• WHAT THIS TASK INVOLVES
Pick every line from the data that holds the word "PMMA".

• TASK MATERIAL

start

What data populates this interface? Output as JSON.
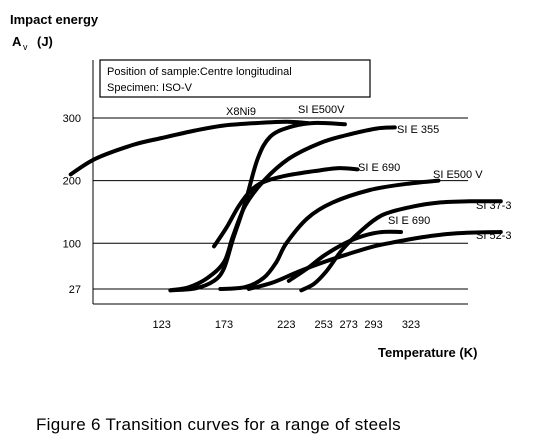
{
  "chart_data": {
    "type": "line",
    "title_lines": [
      "Impact energy",
      "A",
      "v",
      "(J)"
    ],
    "xlabel": "Temperature (K)",
    "caption": "Figure 6  Transition curves for a range of steels",
    "note_lines": [
      "Position of sample:Centre longitudinal",
      "Specimen: ISO-V"
    ],
    "x_ticks": [
      123,
      173,
      223,
      253,
      273,
      293,
      323
    ],
    "y_ticks": [
      27,
      100,
      200,
      300
    ],
    "xlim": [
      50,
      450
    ],
    "ylim": [
      0,
      340
    ],
    "grid": "horizontal",
    "series": [
      {
        "name": "X8Ni9",
        "x": [
          50,
          70,
          100,
          123,
          150,
          173,
          200,
          223,
          240
        ],
        "y": [
          210,
          235,
          257,
          268,
          280,
          288,
          292,
          294,
          292
        ]
      },
      {
        "name": "SI E500V",
        "x": [
          130,
          150,
          165,
          173,
          180,
          190,
          200,
          210,
          225,
          245,
          270
        ],
        "y": [
          25,
          28,
          40,
          60,
          105,
          165,
          235,
          270,
          285,
          292,
          290
        ]
      },
      {
        "name": "SI E 355",
        "x": [
          130,
          145,
          160,
          173,
          180,
          190,
          205,
          225,
          250,
          270,
          295,
          310
        ],
        "y": [
          25,
          30,
          45,
          70,
          110,
          160,
          200,
          235,
          260,
          272,
          283,
          285
        ]
      },
      {
        "name": "SI E 690",
        "x": [
          165,
          175,
          185,
          195,
          205,
          223,
          245,
          265,
          280
        ],
        "y": [
          95,
          125,
          160,
          185,
          198,
          208,
          215,
          220,
          218
        ]
      },
      {
        "name": "SI E500 V",
        "x": [
          170,
          190,
          205,
          215,
          223,
          240,
          260,
          290,
          320,
          345
        ],
        "y": [
          27,
          30,
          45,
          70,
          100,
          140,
          165,
          185,
          195,
          200
        ]
      },
      {
        "name": "SI 37-3",
        "x": [
          235,
          245,
          255,
          268,
          283,
          300,
          323,
          345,
          370,
          395
        ],
        "y": [
          25,
          35,
          55,
          90,
          120,
          145,
          158,
          165,
          167,
          167
        ]
      },
      {
        "name": "SI E 690",
        "x": [
          225,
          240,
          253,
          270,
          285,
          300,
          315
        ],
        "y": [
          40,
          60,
          80,
          100,
          112,
          118,
          118
        ]
      },
      {
        "name": "SI 52-3",
        "x": [
          193,
          213,
          233,
          253,
          273,
          293,
          313,
          333,
          360,
          395
        ],
        "y": [
          27,
          38,
          55,
          70,
          83,
          95,
          103,
          110,
          116,
          118
        ]
      }
    ]
  }
}
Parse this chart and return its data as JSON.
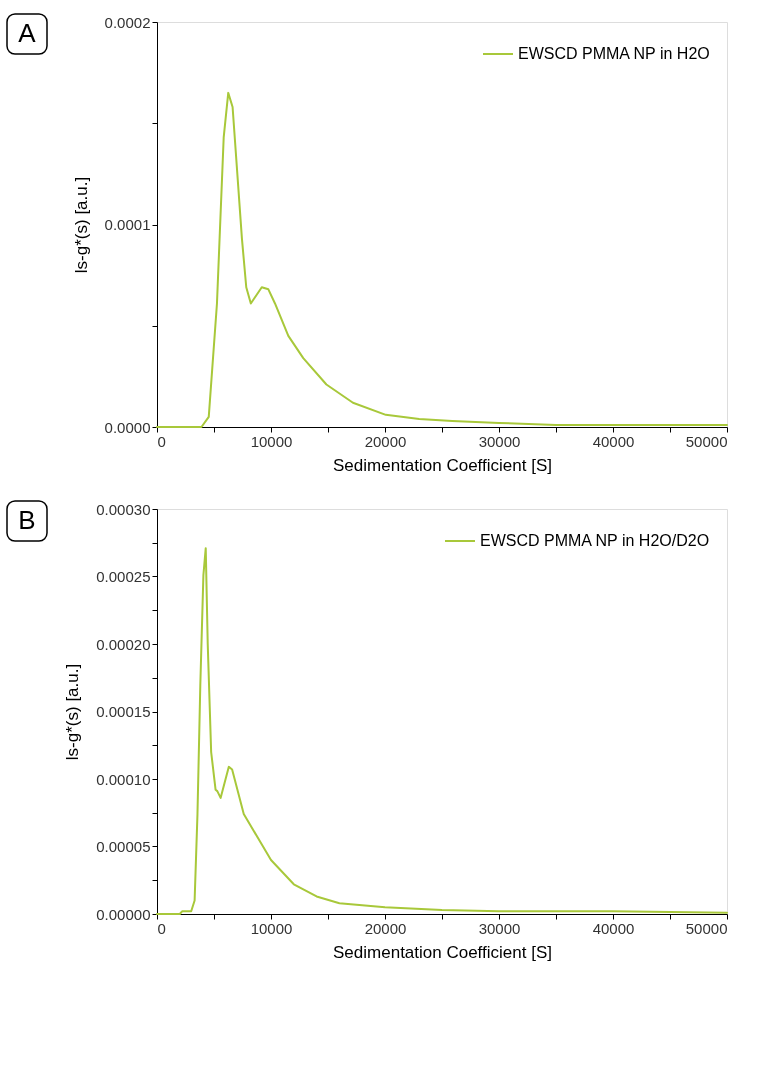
{
  "chart_data": [
    {
      "type": "line",
      "xlabel": "Sedimentation Coefficient [S]",
      "ylabel": "ls-g*(s) [a.u.]",
      "annotations": [
        "A"
      ],
      "x": [
        0,
        3000,
        3900,
        4540,
        5260,
        5850,
        6250,
        6630,
        7450,
        7830,
        8230,
        9190,
        9770,
        10350,
        11520,
        12830,
        14860,
        17190,
        20070,
        23000,
        25900,
        30000,
        35000,
        40000,
        45000,
        50000
      ],
      "series": [
        {
          "name": "EWSCD PMMA NP in H2O",
          "color": "#a8c83a",
          "values": [
            0,
            0,
            0,
            5e-06,
            6.1e-05,
            0.000143,
            0.000165,
            0.000158,
            9.3e-05,
            6.9e-05,
            6.1e-05,
            6.9e-05,
            6.8e-05,
            6.1e-05,
            4.5e-05,
            3.4e-05,
            2.1e-05,
            1.2e-05,
            6e-06,
            4e-06,
            3e-06,
            2e-06,
            1e-06,
            1e-06,
            1e-06,
            1e-06
          ]
        }
      ],
      "xlim": [
        0,
        50000
      ],
      "ylim": [
        0,
        0.0002
      ],
      "xticks": [
        0,
        {
          "value": 5000,
          "label": null
        },
        10000,
        {
          "value": 15000,
          "label": null
        },
        20000,
        {
          "value": 25000,
          "label": null
        },
        30000,
        {
          "value": 35000,
          "label": null
        },
        40000,
        {
          "value": 45000,
          "label": null
        },
        50000
      ],
      "yticks": [
        {
          "value": 0,
          "label": "0.0000"
        },
        {
          "value": 5e-05,
          "label": null
        },
        {
          "value": 0.0001,
          "label": "0.0001"
        },
        {
          "value": 0.00015,
          "label": null
        },
        {
          "value": 0.0002,
          "label": "0.0002"
        }
      ],
      "legend": "top right",
      "grid": false,
      "marker": "none",
      "line_style": "solid"
    },
    {
      "type": "line",
      "xlabel": "Sedimentation Coefficient [S]",
      "ylabel": "ls-g*(s) [a.u.]",
      "annotations": [
        "B"
      ],
      "x": [
        0,
        2000,
        2200,
        3000,
        3300,
        3550,
        3800,
        4070,
        4275,
        4450,
        4750,
        5140,
        5290,
        5580,
        6300,
        6590,
        7610,
        9300,
        10000,
        12000,
        14000,
        16000,
        20000,
        25000,
        30000,
        40000,
        50000
      ],
      "series": [
        {
          "name": "EWSCD PMMA NP in H2O/D2O",
          "color": "#a8c83a",
          "values": [
            0,
            0,
            2e-06,
            2e-06,
            1e-05,
            7.4e-05,
            0.00017,
            0.000251,
            0.000271,
            0.0002,
            0.00012,
            9.2e-05,
            9.1e-05,
            8.6e-05,
            0.000109,
            0.000107,
            7.4e-05,
            5e-05,
            4e-05,
            2.2e-05,
            1.3e-05,
            8e-06,
            5e-06,
            3e-06,
            2e-06,
            2e-06,
            1e-06
          ]
        }
      ],
      "xlim": [
        0,
        50000
      ],
      "ylim": [
        0,
        0.0003
      ],
      "xticks": [
        0,
        {
          "value": 5000,
          "label": null
        },
        10000,
        {
          "value": 15000,
          "label": null
        },
        20000,
        {
          "value": 25000,
          "label": null
        },
        30000,
        {
          "value": 35000,
          "label": null
        },
        40000,
        {
          "value": 45000,
          "label": null
        },
        50000
      ],
      "yticks": [
        {
          "value": 0,
          "label": "0.00000"
        },
        {
          "value": 2.5e-05,
          "label": null
        },
        {
          "value": 5e-05,
          "label": "0.00005"
        },
        {
          "value": 7.5e-05,
          "label": null
        },
        {
          "value": 0.0001,
          "label": "0.00010"
        },
        {
          "value": 0.000125,
          "label": null
        },
        {
          "value": 0.00015,
          "label": "0.00015"
        },
        {
          "value": 0.000175,
          "label": null
        },
        {
          "value": 0.0002,
          "label": "0.00020"
        },
        {
          "value": 0.000225,
          "label": null
        },
        {
          "value": 0.00025,
          "label": "0.00025"
        },
        {
          "value": 0.000275,
          "label": null
        },
        {
          "value": 0.0003,
          "label": "0.00030"
        }
      ],
      "legend": "top right",
      "grid": false,
      "marker": "none",
      "line_style": "solid"
    }
  ]
}
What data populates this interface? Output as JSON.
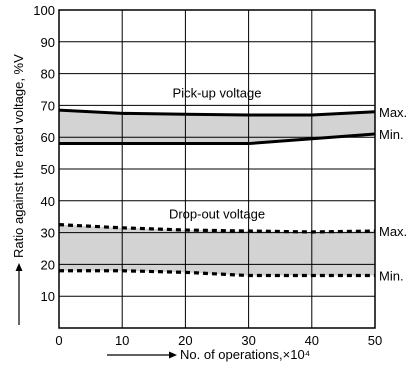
{
  "chart_data": {
    "type": "line",
    "xlabel": "No. of operations,×10⁴",
    "ylabel": "Ratio against the rated voltage, %V",
    "xlim": [
      0,
      50
    ],
    "ylim": [
      0,
      100
    ],
    "x_ticks": [
      "0",
      "10",
      "20",
      "30",
      "40",
      "50"
    ],
    "y_ticks": [
      "10",
      "20",
      "30",
      "40",
      "50",
      "60",
      "70",
      "80",
      "90",
      "100"
    ],
    "grid": true,
    "annotations": {
      "pickup": "Pick-up voltage",
      "dropout": "Drop-out voltage"
    },
    "band_fill_color": "#d3d3d3",
    "series": [
      {
        "group": "pickup",
        "name": "Max.",
        "style": "solid",
        "points": [
          [
            0,
            68.5
          ],
          [
            10,
            67.5
          ],
          [
            20,
            67.2
          ],
          [
            30,
            67
          ],
          [
            40,
            67
          ],
          [
            50,
            68
          ]
        ]
      },
      {
        "group": "pickup",
        "name": "Min.",
        "style": "solid",
        "points": [
          [
            0,
            58
          ],
          [
            10,
            58
          ],
          [
            20,
            58
          ],
          [
            30,
            58
          ],
          [
            40,
            59.5
          ],
          [
            50,
            61
          ]
        ]
      },
      {
        "group": "dropout",
        "name": "Max.",
        "style": "dashed",
        "points": [
          [
            0,
            32.5
          ],
          [
            10,
            31.5
          ],
          [
            20,
            30.8
          ],
          [
            30,
            30.5
          ],
          [
            40,
            30.2
          ],
          [
            50,
            30.5
          ]
        ]
      },
      {
        "group": "dropout",
        "name": "Min.",
        "style": "dashed",
        "points": [
          [
            0,
            18
          ],
          [
            10,
            18
          ],
          [
            20,
            17.5
          ],
          [
            30,
            16.5
          ],
          [
            40,
            16.5
          ],
          [
            50,
            16.5
          ]
        ]
      }
    ]
  }
}
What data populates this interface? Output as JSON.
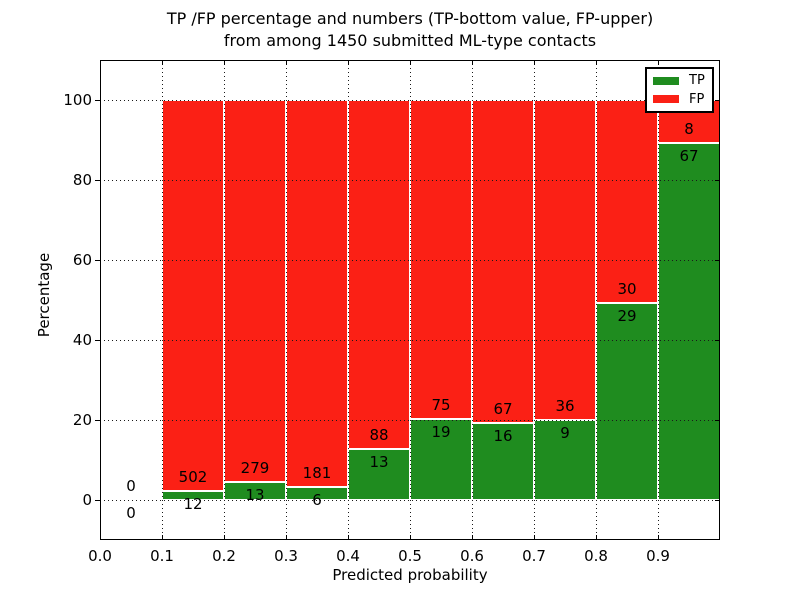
{
  "figure": {
    "title_line1": "TP /FP percentage and numbers (TP-bottom value, FP-upper)",
    "title_line2": "from among 1450 submitted ML-type contacts",
    "xlabel": "Predicted probability",
    "ylabel": "Percentage"
  },
  "legend": {
    "position": "upper right",
    "items": [
      {
        "label": "TP",
        "color": "#1f8c1f"
      },
      {
        "label": "FP",
        "color": "#fb2015"
      }
    ]
  },
  "chart_data": {
    "type": "bar",
    "stacked": true,
    "normalized_to_percent": true,
    "title": "TP /FP percentage and numbers (TP-bottom value, FP-upper) from among 1450 submitted ML-type contacts",
    "xlabel": "Predicted probability",
    "ylabel": "Percentage",
    "xlim": [
      0.0,
      1.0
    ],
    "ylim": [
      -10,
      110
    ],
    "xticks": [
      0.0,
      0.1,
      0.2,
      0.3,
      0.4,
      0.5,
      0.6,
      0.7,
      0.8,
      0.9
    ],
    "xtick_labels": [
      "0.0",
      "0.1",
      "0.2",
      "0.3",
      "0.4",
      "0.5",
      "0.6",
      "0.7",
      "0.8",
      "0.9"
    ],
    "yticks": [
      0,
      20,
      40,
      60,
      80,
      100
    ],
    "grid": "dotted",
    "total_contacts": 1450,
    "bin_width": 0.1,
    "series": [
      {
        "name": "TP",
        "color": "#1f8c1f",
        "counts": [
          0,
          12,
          13,
          6,
          13,
          19,
          16,
          9,
          29,
          67
        ]
      },
      {
        "name": "FP",
        "color": "#fb2015",
        "counts": [
          0,
          502,
          279,
          181,
          88,
          75,
          67,
          36,
          30,
          8
        ]
      }
    ],
    "bins": [
      {
        "range": [
          0.0,
          0.1
        ],
        "tp": 0,
        "fp": 0
      },
      {
        "range": [
          0.1,
          0.2
        ],
        "tp": 12,
        "fp": 502
      },
      {
        "range": [
          0.2,
          0.3
        ],
        "tp": 13,
        "fp": 279
      },
      {
        "range": [
          0.3,
          0.4
        ],
        "tp": 6,
        "fp": 181
      },
      {
        "range": [
          0.4,
          0.5
        ],
        "tp": 13,
        "fp": 88
      },
      {
        "range": [
          0.5,
          0.6
        ],
        "tp": 19,
        "fp": 75
      },
      {
        "range": [
          0.6,
          0.7
        ],
        "tp": 16,
        "fp": 67
      },
      {
        "range": [
          0.7,
          0.8
        ],
        "tp": 9,
        "fp": 36
      },
      {
        "range": [
          0.8,
          0.9
        ],
        "tp": 29,
        "fp": 30
      },
      {
        "range": [
          0.9,
          1.0
        ],
        "tp": 67,
        "fp": 8
      }
    ],
    "tp_percent_by_bin": [
      0,
      2.33,
      4.45,
      3.21,
      12.87,
      20.21,
      19.28,
      20.0,
      49.15,
      89.33
    ]
  }
}
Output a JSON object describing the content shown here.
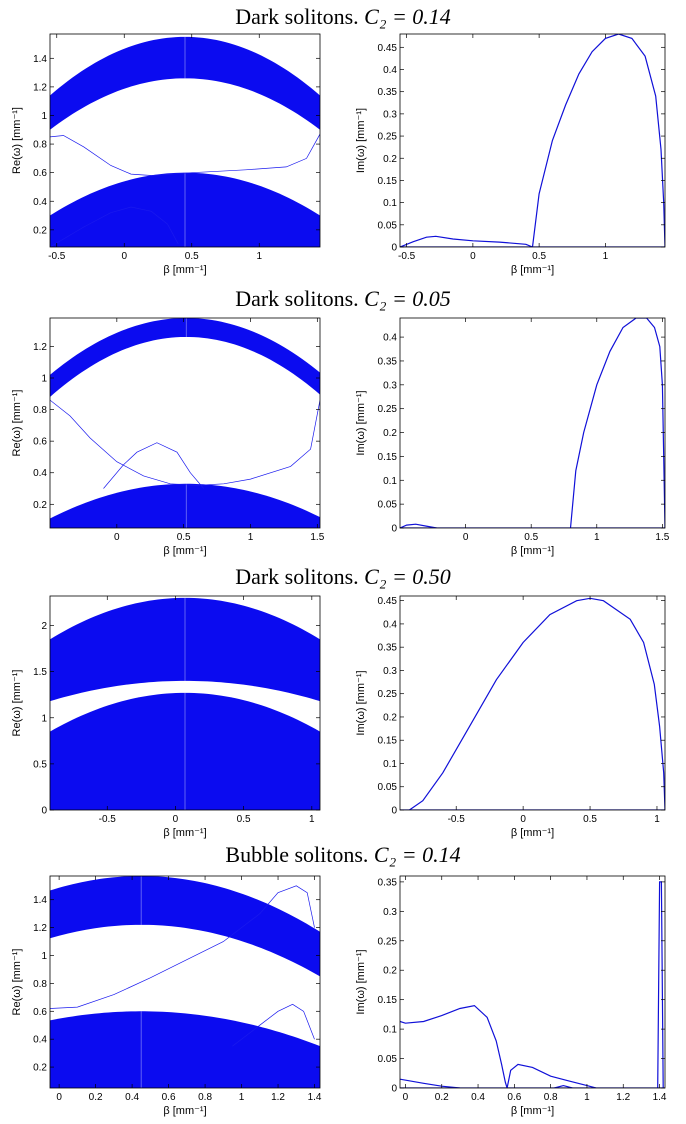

end

• EXPECTED ANSWER
          "name": "EWSCD PMMA NP in H2O",
          "name": "EWSCD PMMA NP in H2O/D2O",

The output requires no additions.